*RAW DATA:*
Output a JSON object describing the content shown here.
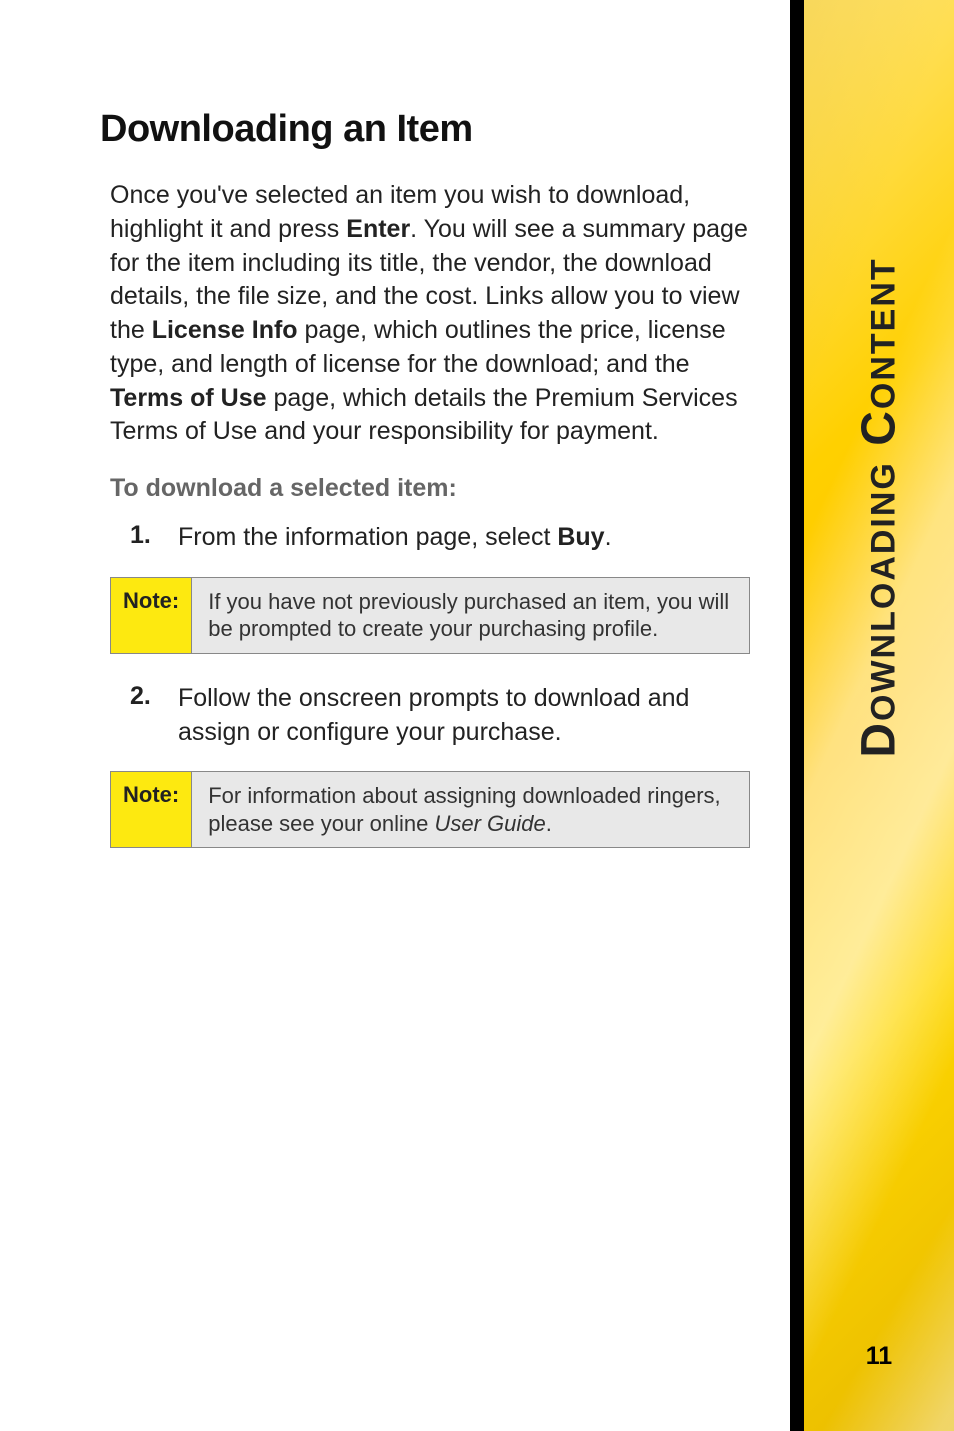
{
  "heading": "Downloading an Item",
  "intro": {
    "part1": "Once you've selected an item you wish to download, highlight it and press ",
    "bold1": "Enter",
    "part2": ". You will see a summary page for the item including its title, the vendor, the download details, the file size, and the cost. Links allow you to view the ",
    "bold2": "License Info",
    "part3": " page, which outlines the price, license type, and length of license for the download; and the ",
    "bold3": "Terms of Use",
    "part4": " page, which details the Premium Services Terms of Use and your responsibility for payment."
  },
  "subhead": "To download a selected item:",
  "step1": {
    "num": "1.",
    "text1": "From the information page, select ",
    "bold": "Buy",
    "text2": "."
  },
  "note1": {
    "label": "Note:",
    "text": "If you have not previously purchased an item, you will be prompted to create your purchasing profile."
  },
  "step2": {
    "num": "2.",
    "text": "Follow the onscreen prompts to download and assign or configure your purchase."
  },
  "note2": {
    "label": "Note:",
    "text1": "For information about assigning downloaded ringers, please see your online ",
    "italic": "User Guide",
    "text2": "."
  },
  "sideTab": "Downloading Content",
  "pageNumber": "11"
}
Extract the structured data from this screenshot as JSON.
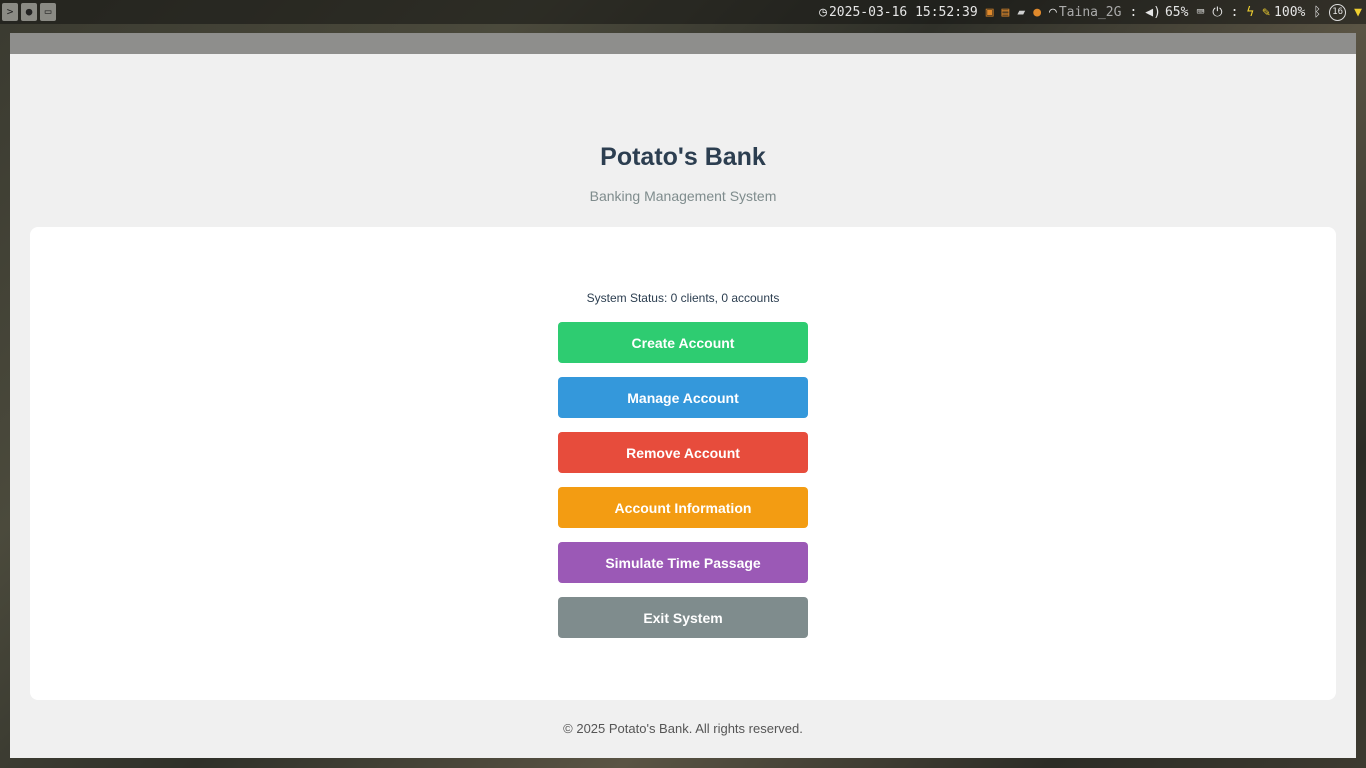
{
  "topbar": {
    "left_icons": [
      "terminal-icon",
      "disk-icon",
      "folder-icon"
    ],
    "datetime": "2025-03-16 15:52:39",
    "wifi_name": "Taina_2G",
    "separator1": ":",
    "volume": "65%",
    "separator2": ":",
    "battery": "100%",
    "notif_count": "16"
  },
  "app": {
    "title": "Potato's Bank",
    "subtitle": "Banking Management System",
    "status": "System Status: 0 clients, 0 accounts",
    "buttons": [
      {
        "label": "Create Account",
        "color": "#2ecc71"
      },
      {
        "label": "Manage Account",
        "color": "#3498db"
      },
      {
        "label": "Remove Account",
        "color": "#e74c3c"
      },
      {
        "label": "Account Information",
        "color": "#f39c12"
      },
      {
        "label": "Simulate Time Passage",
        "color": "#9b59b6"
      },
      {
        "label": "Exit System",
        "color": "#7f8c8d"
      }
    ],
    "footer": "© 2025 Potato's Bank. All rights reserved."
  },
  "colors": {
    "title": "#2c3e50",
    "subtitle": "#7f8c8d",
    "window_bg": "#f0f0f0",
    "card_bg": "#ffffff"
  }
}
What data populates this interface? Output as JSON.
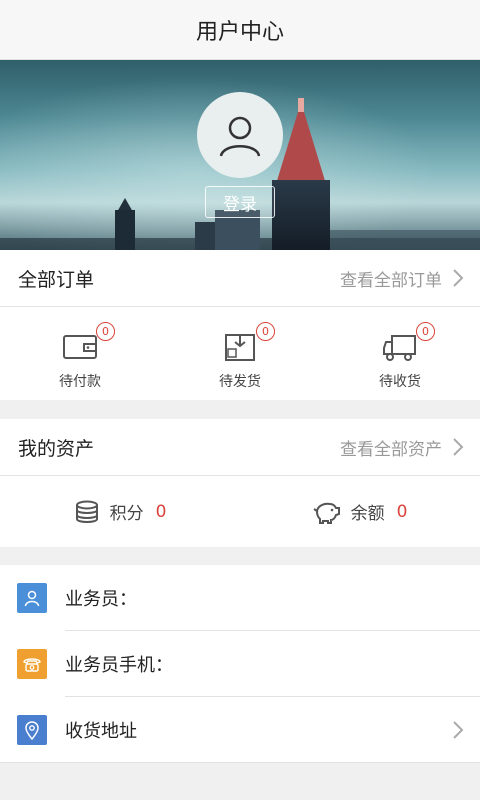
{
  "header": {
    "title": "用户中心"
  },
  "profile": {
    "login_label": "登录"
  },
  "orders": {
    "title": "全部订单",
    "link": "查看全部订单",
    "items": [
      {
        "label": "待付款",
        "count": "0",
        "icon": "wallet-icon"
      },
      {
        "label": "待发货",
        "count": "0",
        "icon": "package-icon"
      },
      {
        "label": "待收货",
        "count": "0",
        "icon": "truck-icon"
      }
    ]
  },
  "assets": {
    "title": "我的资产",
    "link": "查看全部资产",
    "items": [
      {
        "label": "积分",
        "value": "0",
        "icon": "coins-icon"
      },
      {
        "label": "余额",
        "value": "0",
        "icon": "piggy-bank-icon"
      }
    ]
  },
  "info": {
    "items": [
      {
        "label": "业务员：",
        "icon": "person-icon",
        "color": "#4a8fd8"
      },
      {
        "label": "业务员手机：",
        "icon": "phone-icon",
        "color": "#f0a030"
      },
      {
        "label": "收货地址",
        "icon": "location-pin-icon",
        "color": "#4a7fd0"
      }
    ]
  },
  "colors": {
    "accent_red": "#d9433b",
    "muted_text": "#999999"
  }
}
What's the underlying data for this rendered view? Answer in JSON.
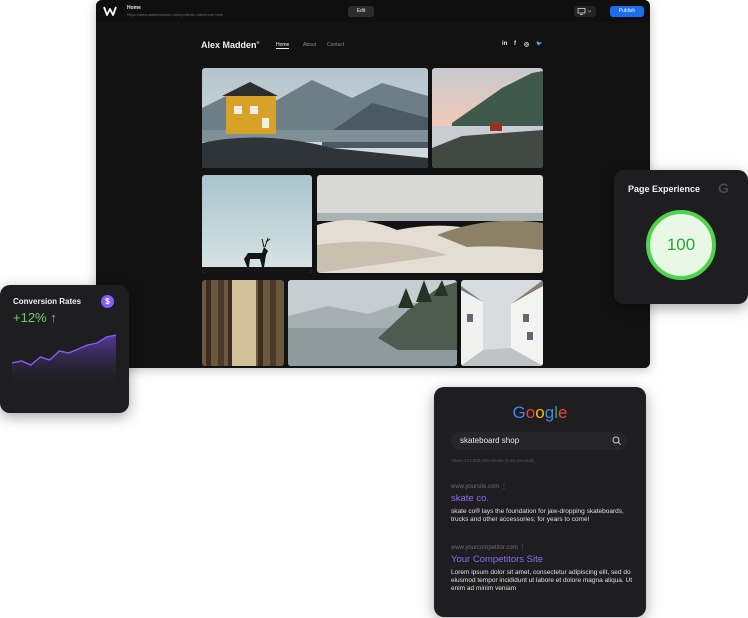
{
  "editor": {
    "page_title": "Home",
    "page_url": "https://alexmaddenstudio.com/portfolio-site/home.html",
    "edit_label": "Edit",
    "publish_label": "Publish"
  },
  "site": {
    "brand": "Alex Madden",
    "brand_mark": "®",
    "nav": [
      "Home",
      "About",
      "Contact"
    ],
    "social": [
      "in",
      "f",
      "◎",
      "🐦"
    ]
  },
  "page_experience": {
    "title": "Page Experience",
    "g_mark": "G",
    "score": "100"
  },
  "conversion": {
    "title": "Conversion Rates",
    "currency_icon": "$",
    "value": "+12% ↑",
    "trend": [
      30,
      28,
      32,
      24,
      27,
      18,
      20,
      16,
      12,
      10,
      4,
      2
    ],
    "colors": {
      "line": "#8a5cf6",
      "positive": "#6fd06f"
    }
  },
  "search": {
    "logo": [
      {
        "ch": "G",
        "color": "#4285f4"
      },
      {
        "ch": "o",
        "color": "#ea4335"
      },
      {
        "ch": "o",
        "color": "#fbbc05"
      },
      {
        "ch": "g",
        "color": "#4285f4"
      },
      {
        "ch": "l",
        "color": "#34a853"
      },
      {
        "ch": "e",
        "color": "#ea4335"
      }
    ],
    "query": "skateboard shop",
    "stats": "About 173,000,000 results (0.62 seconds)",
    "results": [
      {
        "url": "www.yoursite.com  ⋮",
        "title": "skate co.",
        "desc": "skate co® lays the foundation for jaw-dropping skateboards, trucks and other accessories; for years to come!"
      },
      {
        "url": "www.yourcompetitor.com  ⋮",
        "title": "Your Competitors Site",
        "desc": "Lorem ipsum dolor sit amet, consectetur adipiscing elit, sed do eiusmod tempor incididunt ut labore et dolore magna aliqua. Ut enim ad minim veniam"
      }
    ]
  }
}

*TASK DESCRIPTION:* Copy whichever lines in the listing above contain the word "view".

*WRITTEN SOLUTION:*
    "part2": ". You will see a summary page for the item including its title, the vendor, the download details, the file size, and the cost. Links allow you to view the ",
What's the underlying data for this rendered view? Answer in JSON.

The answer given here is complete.